* _Extracted information_
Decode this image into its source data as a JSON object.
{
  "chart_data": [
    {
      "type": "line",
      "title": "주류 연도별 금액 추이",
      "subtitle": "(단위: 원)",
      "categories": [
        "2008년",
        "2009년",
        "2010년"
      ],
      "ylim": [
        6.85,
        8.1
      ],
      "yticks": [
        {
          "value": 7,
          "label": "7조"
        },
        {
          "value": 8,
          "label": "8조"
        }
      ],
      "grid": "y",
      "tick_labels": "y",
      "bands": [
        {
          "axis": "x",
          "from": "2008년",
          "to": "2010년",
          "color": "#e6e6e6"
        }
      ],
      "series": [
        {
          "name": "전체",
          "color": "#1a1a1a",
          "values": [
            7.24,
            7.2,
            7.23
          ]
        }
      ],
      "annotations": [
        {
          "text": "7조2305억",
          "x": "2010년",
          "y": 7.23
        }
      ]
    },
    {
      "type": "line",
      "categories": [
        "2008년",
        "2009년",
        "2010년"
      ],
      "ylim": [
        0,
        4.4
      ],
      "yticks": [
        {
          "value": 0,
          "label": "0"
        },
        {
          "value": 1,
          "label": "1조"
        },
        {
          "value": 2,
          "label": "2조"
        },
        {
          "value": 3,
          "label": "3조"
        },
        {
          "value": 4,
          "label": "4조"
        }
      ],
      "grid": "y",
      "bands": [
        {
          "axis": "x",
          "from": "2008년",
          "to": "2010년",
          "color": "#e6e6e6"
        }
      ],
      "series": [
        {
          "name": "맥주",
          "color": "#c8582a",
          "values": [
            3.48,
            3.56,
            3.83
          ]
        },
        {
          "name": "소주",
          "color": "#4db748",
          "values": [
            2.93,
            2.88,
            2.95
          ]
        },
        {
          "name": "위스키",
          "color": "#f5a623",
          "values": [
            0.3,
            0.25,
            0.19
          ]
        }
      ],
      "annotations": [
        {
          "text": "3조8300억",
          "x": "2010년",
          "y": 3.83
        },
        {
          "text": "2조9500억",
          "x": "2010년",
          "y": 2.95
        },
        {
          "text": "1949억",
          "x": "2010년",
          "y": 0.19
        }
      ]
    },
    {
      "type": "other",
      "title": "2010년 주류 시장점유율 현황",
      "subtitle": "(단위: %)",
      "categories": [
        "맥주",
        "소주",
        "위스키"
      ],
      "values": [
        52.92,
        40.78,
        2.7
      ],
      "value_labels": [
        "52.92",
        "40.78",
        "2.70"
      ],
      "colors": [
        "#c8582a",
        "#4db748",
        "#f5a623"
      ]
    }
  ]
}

* _Instructions for the task_
Copy out the material above in its entirety. Every detail must match.

* _Result_
Decode this image into its source data as a JSON object.
{
  "chart_data": [
    {
      "type": "line",
      "title": "주류 연도별 금액 추이",
      "subtitle": "(단위: 원)",
      "categories": [
        "2008년",
        "2009년",
        "2010년"
      ],
      "ylim": [
        6.85,
        8.1
      ],
      "yticks": [
        {
          "value": 7,
          "label": "7조"
        },
        {
          "value": 8,
          "label": "8조"
        }
      ],
      "grid": "y",
      "tick_labels": "y",
      "bands": [
        {
          "axis": "x",
          "from": "2008년",
          "to": "2010년",
          "color": "#e6e6e6"
        }
      ],
      "series": [
        {
          "name": "전체",
          "color": "#1a1a1a",
          "values": [
            7.24,
            7.2,
            7.23
          ]
        }
      ],
      "annotations": [
        {
          "text": "7조2305억",
          "x": "2010년",
          "y": 7.23
        }
      ]
    },
    {
      "type": "line",
      "categories": [
        "2008년",
        "2009년",
        "2010년"
      ],
      "ylim": [
        0,
        4.4
      ],
      "yticks": [
        {
          "value": 0,
          "label": "0"
        },
        {
          "value": 1,
          "label": "1조"
        },
        {
          "value": 2,
          "label": "2조"
        },
        {
          "value": 3,
          "label": "3조"
        },
        {
          "value": 4,
          "label": "4조"
        }
      ],
      "grid": "y",
      "bands": [
        {
          "axis": "x",
          "from": "2008년",
          "to": "2010년",
          "color": "#e6e6e6"
        }
      ],
      "series": [
        {
          "name": "맥주",
          "color": "#c8582a",
          "values": [
            3.48,
            3.56,
            3.83
          ]
        },
        {
          "name": "소주",
          "color": "#4db748",
          "values": [
            2.93,
            2.88,
            2.95
          ]
        },
        {
          "name": "위스키",
          "color": "#f5a623",
          "values": [
            0.3,
            0.25,
            0.19
          ]
        }
      ],
      "annotations": [
        {
          "text": "3조8300억",
          "x": "2010년",
          "y": 3.83
        },
        {
          "text": "2조9500억",
          "x": "2010년",
          "y": 2.95
        },
        {
          "text": "1949억",
          "x": "2010년",
          "y": 0.19
        }
      ]
    },
    {
      "type": "other",
      "title": "2010년 주류 시장점유율 현황",
      "subtitle": "(단위: %)",
      "categories": [
        "맥주",
        "소주",
        "위스키"
      ],
      "values": [
        52.92,
        40.78,
        2.7
      ],
      "value_labels": [
        "52.92",
        "40.78",
        "2.70"
      ],
      "colors": [
        "#c8582a",
        "#4db748",
        "#f5a623"
      ]
    }
  ]
}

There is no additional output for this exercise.